### Brano
Il boom economico ha trasformato il litorale in una striscia di cemento e stabilimenti balneari, ma non ha generato un rinascimento marittimo. I porti sono stati abbandonati o trasformati in terminal passeggeri stagionali. La pesca è stata lasciata agonizzare tra normative europee e concorrenza estera. Le scuole nautiche sono state ridotte, depotenziate, e il reclutamento nelle flotte mercantili è calato in modo allarmante.Eppure, paradossalmente, proprio mentre l’Italia perdeva il controllo del proprio mare, cresceva la sua dipendenza strategica da esso: basti pensare all’importazione energetica, ai traffici commerciali, alla posizione geopolitica nel Mediterraneo allargato.
Il mare non è solo una componente paesaggistica o romantica. È una risorsa economica, geopolitica, ambientale. È, per l’Italia, un destino. Riscoprire la vocazione marinara della nostra nazione significa restituire centralità a una cultura, a una memoria, a una funzione che può e deve essere attualizzata. Significa rimettere mano alle politiche portuali, sostenere la formazione professionale marittima, investire nella cantieristica, nella logistica, nella ricerca oceanografica. Ma prima ancora significa tornare a raccontare il mare.
Proprio per questo, libri come “Patria senza mare” rappresentano molto più che saggi di denuncia: sono atti di amore e consapevolezza. Sono un invito a rileggere la nostra storia con uno sguardo marittimo, a riscoprire gli eroi della navigazione, le battaglie navali, le rotte commerciali che hanno fatto grande l’Italia. Sono una bussola culturale, indispensabile per ogni progetto di rinascita nazionale.La rilettura del libro nasce proprio dalla esigenza di riportare al centro del dibattito pubblico il ruolo dimenticato del mare nella storia e nell’identità dell’Italia,un tema che ho recentemente approfondito in un convegno organizzato presso una associazione locale,richiamando l’importanza di promuovere questi libri nelle scuole, nelle accademie, nelle istituzioni marittime. È da lì che deve partire il cambiamento, dalle nuove generazioni che potranno vedere nel mare non solo una linea blu all’orizzonte, ma un’opportunità, una sfida, un’identità.
La politica, la cultura, l’impresa, la scuola: tutti i gangli vitali della nazione devono tornare a guardare al mare come risorsa e come destino. Non ci sarà rinascita italiana senza una piena rinascita marittima. È tempo che l’Italia, finalmente, smetta di avere le spalle voltate al mare.
Chi trae vantaggio da un’Italia cieca verso i suoi porti, disinteressata alla formazione di nuovi ufficiali, disinnescata della sua flotta mercantile, costretta ad affidare la propria logistica marittima a gruppi stranieri? A chi fa comodo che la nostra tradizione navale sia dimenticata o che le nuove generazioni ignorino persino cosa siano stati l’Amerigo Vespucci o la “Regia Marina”?

### Le tue istruzioni
Restituisci, senza alcuna modifica, la parte del brano sul mare compresa tra «Il mare non» e «raccontare il mare.», estremi inclusi.

Record di dati:
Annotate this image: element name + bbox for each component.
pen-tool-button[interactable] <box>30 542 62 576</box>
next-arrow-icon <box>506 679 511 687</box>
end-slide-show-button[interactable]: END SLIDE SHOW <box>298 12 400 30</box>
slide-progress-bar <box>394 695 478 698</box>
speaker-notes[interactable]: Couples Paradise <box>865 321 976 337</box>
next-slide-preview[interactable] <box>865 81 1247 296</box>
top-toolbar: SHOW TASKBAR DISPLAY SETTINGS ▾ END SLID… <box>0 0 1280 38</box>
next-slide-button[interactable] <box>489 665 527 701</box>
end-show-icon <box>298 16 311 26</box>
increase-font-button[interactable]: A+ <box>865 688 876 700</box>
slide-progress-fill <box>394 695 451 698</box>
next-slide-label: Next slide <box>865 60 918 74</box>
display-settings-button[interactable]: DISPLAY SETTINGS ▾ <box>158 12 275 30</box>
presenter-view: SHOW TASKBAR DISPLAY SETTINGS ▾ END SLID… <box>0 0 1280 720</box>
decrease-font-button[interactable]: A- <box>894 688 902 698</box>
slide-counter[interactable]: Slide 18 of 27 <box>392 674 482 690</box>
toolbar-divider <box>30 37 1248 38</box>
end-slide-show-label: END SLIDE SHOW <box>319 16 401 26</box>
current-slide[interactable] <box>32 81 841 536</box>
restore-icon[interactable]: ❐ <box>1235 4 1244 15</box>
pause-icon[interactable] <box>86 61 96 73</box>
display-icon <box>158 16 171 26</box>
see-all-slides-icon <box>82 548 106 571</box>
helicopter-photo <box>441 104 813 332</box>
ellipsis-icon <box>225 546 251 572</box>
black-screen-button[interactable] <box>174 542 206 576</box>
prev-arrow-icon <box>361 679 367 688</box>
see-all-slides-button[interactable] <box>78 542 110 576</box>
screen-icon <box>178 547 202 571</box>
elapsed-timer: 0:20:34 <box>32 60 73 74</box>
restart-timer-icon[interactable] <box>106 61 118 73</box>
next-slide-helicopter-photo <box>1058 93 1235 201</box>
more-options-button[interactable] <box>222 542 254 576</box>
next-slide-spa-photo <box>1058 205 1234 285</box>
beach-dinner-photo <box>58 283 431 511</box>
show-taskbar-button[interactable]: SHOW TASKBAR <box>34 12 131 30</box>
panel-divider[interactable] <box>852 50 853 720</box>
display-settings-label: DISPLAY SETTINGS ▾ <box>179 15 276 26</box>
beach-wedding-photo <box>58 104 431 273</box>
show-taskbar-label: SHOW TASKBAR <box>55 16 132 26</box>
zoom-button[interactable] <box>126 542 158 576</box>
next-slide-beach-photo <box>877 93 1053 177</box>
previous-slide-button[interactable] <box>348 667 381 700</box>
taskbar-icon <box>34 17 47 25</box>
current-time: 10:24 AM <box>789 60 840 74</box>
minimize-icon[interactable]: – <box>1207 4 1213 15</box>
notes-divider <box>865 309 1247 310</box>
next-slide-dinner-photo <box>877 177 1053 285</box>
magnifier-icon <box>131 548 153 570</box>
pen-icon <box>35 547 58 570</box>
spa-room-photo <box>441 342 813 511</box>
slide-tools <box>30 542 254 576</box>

### Soluzione dell'esercizio
Il mare non è solo una componente paesaggistica o romantica. È una risorsa economica, geopolitica, ambientale. È, per l’Italia, un destino. Riscoprire la vocazione marinara della nostra nazione significa restituire centralità a una cultura, a una memoria, a una funzione che può e deve essere attualizzata. Significa rimettere mano alle politiche portuali, sostenere la formazione professionale marittima, investire nella cantieristica, nella logistica, nella ricerca oceanografica. Ma prima ancora significa tornare a raccontare il mare.